The material below should be written out in full and exactly; pictures stay out of the copy.

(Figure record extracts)

--- Start ---

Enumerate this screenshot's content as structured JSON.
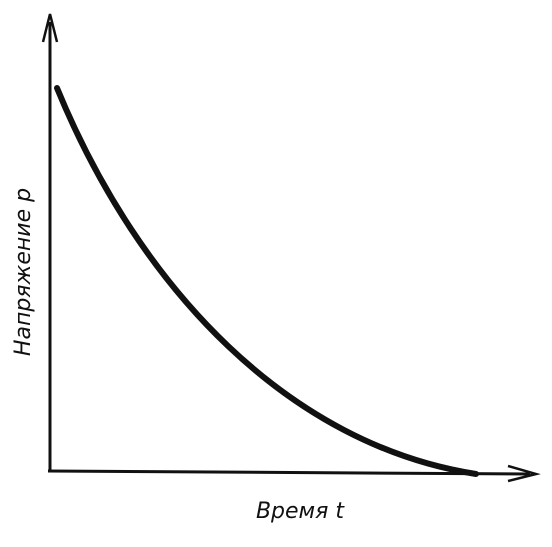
{
  "axes": {
    "y_label": "Напряжение p",
    "x_label": "Время t"
  }
}
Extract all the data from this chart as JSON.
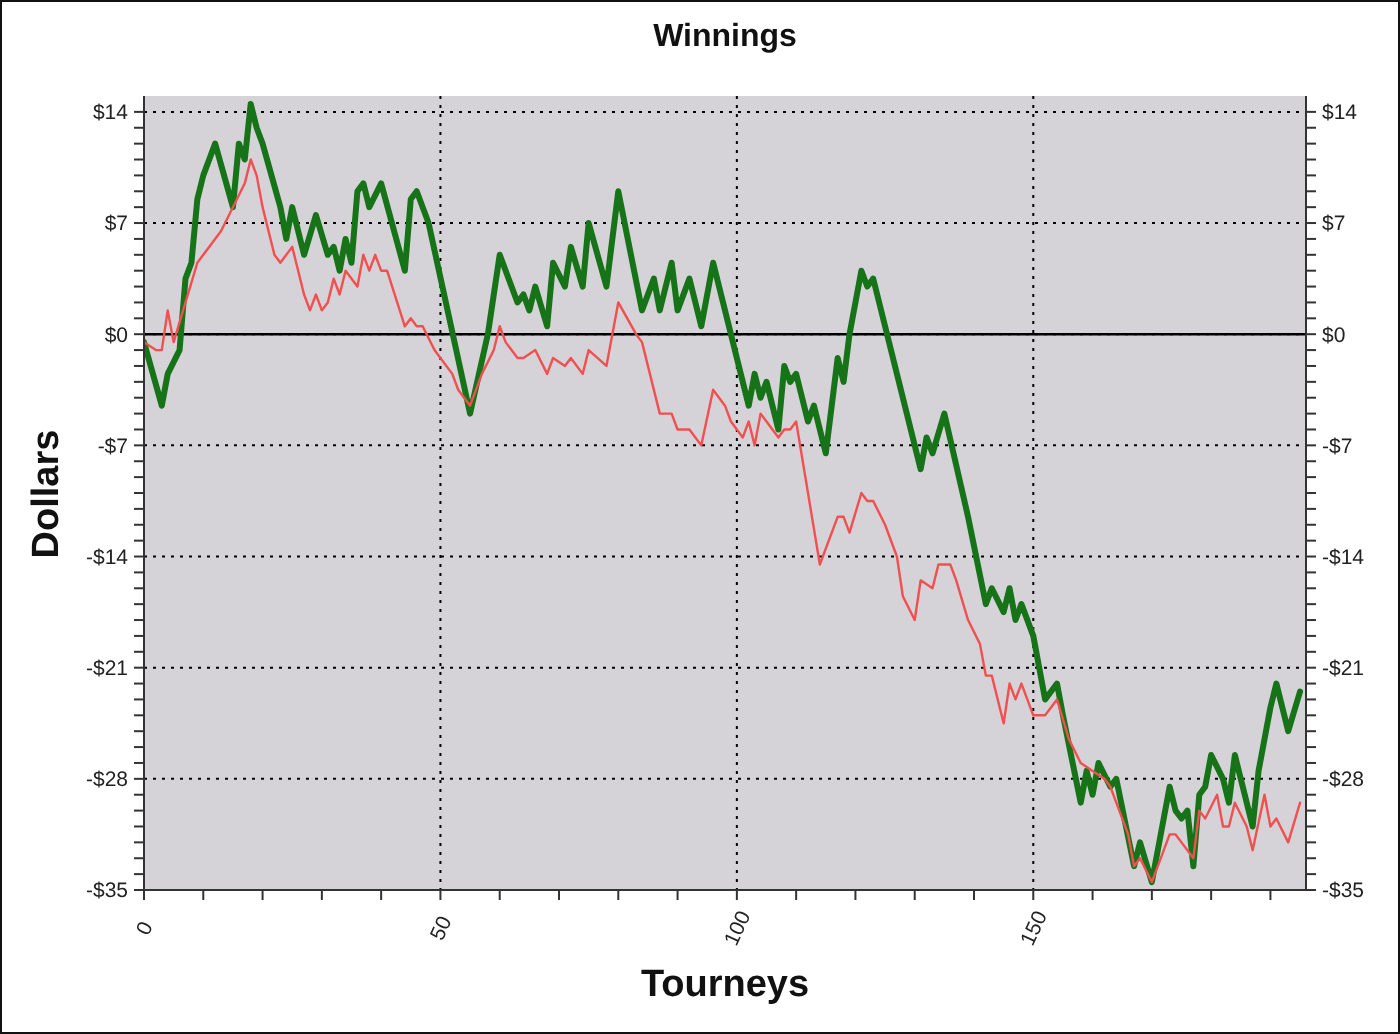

--- End ---

#### [Reply]
Enumerate this screenshot's content as structured JSON.
{
  "axes": {
    "y_label": "Напряжение p",
    "x_label": "Время t"
  }
}
Extract all the data from this chart as JSON.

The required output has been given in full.